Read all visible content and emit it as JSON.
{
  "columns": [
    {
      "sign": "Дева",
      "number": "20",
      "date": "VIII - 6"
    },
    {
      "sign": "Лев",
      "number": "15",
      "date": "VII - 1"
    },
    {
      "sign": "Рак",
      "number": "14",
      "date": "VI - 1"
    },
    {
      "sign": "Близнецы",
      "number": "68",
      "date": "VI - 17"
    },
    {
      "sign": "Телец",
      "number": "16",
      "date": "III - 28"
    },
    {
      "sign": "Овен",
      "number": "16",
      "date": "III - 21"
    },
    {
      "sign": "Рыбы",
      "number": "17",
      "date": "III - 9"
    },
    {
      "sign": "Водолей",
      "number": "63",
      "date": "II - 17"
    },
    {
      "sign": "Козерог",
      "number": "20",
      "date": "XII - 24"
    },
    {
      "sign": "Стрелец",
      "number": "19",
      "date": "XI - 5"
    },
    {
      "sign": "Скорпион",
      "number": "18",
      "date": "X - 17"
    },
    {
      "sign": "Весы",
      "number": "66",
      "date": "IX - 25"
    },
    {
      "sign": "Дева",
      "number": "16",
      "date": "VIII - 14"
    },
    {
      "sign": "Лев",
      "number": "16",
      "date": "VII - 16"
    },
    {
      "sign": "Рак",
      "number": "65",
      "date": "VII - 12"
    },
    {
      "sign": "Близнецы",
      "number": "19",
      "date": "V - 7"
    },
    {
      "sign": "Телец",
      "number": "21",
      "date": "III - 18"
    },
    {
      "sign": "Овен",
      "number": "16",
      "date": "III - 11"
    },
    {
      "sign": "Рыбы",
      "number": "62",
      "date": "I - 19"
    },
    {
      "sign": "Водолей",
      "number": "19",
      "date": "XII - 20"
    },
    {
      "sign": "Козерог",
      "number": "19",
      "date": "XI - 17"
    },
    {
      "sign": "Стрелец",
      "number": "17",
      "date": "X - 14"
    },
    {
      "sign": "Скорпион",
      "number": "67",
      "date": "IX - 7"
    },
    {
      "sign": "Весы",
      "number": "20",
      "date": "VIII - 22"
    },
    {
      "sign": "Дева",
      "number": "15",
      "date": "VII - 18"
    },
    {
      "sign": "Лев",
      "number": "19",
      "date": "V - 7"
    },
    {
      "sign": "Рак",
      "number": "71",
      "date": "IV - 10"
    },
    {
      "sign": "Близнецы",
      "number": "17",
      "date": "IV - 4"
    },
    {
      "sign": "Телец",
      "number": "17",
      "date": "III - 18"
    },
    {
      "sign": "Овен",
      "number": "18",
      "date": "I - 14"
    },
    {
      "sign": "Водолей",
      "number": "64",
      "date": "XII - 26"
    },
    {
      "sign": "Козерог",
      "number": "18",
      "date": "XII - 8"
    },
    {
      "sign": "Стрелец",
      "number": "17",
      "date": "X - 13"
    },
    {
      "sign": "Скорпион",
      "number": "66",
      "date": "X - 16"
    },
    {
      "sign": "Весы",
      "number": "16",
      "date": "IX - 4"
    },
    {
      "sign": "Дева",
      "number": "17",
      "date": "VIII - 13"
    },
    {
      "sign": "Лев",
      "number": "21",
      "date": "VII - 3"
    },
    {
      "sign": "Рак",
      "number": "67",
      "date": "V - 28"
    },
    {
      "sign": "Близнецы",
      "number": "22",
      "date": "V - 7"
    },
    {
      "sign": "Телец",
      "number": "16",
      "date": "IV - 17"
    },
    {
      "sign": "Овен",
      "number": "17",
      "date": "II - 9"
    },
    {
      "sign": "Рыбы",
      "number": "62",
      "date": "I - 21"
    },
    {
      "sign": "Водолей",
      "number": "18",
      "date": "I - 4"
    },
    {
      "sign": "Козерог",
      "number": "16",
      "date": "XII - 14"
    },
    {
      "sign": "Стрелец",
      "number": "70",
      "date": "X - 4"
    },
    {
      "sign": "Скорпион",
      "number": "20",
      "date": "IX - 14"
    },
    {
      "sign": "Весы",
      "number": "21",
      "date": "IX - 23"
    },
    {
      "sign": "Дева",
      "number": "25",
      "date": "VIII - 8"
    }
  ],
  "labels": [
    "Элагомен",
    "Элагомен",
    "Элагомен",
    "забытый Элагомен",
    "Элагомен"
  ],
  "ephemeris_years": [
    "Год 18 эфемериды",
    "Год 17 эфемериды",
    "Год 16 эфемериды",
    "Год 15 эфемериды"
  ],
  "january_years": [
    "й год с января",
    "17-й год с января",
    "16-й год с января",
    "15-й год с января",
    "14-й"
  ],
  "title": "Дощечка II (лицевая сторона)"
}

__Required task__. From the first line to the last, retype the data exactly.

__Finished answer__.
Read all visible content and emit it as JSON.
{
  "columns": [
    {
      "sign": "Дева",
      "number": "20",
      "date": "VIII - 6"
    },
    {
      "sign": "Лев",
      "number": "15",
      "date": "VII - 1"
    },
    {
      "sign": "Рак",
      "number": "14",
      "date": "VI - 1"
    },
    {
      "sign": "Близнецы",
      "number": "68",
      "date": "VI - 17"
    },
    {
      "sign": "Телец",
      "number": "16",
      "date": "III - 28"
    },
    {
      "sign": "Овен",
      "number": "16",
      "date": "III - 21"
    },
    {
      "sign": "Рыбы",
      "number": "17",
      "date": "III - 9"
    },
    {
      "sign": "Водолей",
      "number": "63",
      "date": "II - 17"
    },
    {
      "sign": "Козерог",
      "number": "20",
      "date": "XII - 24"
    },
    {
      "sign": "Стрелец",
      "number": "19",
      "date": "XI - 5"
    },
    {
      "sign": "Скорпион",
      "number": "18",
      "date": "X - 17"
    },
    {
      "sign": "Весы",
      "number": "66",
      "date": "IX - 25"
    },
    {
      "sign": "Дева",
      "number": "16",
      "date": "VIII - 14"
    },
    {
      "sign": "Лев",
      "number": "16",
      "date": "VII - 16"
    },
    {
      "sign": "Рак",
      "number": "65",
      "date": "VII - 12"
    },
    {
      "sign": "Близнецы",
      "number": "19",
      "date": "V - 7"
    },
    {
      "sign": "Телец",
      "number": "21",
      "date": "III - 18"
    },
    {
      "sign": "Овен",
      "number": "16",
      "date": "III - 11"
    },
    {
      "sign": "Рыбы",
      "number": "62",
      "date": "I - 19"
    },
    {
      "sign": "Водолей",
      "number": "19",
      "date": "XII - 20"
    },
    {
      "sign": "Козерог",
      "number": "19",
      "date": "XI - 17"
    },
    {
      "sign": "Стрелец",
      "number": "17",
      "date": "X - 14"
    },
    {
      "sign": "Скорпион",
      "number": "67",
      "date": "IX - 7"
    },
    {
      "sign": "Весы",
      "number": "20",
      "date": "VIII - 22"
    },
    {
      "sign": "Дева",
      "number": "15",
      "date": "VII - 18"
    },
    {
      "sign": "Лев",
      "number": "19",
      "date": "V - 7"
    },
    {
      "sign": "Рак",
      "number": "71",
      "date": "IV - 10"
    },
    {
      "sign": "Близнецы",
      "number": "17",
      "date": "IV - 4"
    },
    {
      "sign": "Телец",
      "number": "17",
      "date": "III - 18"
    },
    {
      "sign": "Овен",
      "number": "18",
      "date": "I - 14"
    },
    {
      "sign": "Водолей",
      "number": "64",
      "date": "XII - 26"
    },
    {
      "sign": "Козерог",
      "number": "18",
      "date": "XII - 8"
    },
    {
      "sign": "Стрелец",
      "number": "17",
      "date": "X - 13"
    },
    {
      "sign": "Скорпион",
      "number": "66",
      "date": "X - 16"
    },
    {
      "sign": "Весы",
      "number": "16",
      "date": "IX - 4"
    },
    {
      "sign": "Дева",
      "number": "17",
      "date": "VIII - 13"
    },
    {
      "sign": "Лев",
      "number": "21",
      "date": "VII - 3"
    },
    {
      "sign": "Рак",
      "number": "67",
      "date": "V - 28"
    },
    {
      "sign": "Близнецы",
      "number": "22",
      "date": "V - 7"
    },
    {
      "sign": "Телец",
      "number": "16",
      "date": "IV - 17"
    },
    {
      "sign": "Овен",
      "number": "17",
      "date": "II - 9"
    },
    {
      "sign": "Рыбы",
      "number": "62",
      "date": "I - 21"
    },
    {
      "sign": "Водолей",
      "number": "18",
      "date": "I - 4"
    },
    {
      "sign": "Козерог",
      "number": "16",
      "date": "XII - 14"
    },
    {
      "sign": "Стрелец",
      "number": "70",
      "date": "X - 4"
    },
    {
      "sign": "Скорпион",
      "number": "20",
      "date": "IX - 14"
    },
    {
      "sign": "Весы",
      "number": "21",
      "date": "IX - 23"
    },
    {
      "sign": "Дева",
      "number": "25",
      "date": "VIII - 8"
    }
  ],
  "labels": [
    "Элагомен",
    "Элагомен",
    "Элагомен",
    "забытый Элагомен",
    "Элагомен"
  ],
  "ephemeris_years": [
    "Год 18 эфемериды",
    "Год 17 эфемериды",
    "Год 16 эфемериды",
    "Год 15 эфемериды"
  ],
  "january_years": [
    "й год с января",
    "17-й год с января",
    "16-й год с января",
    "15-й год с января",
    "14-й"
  ],
  "title": "Дощечка II (лицевая сторона)"
}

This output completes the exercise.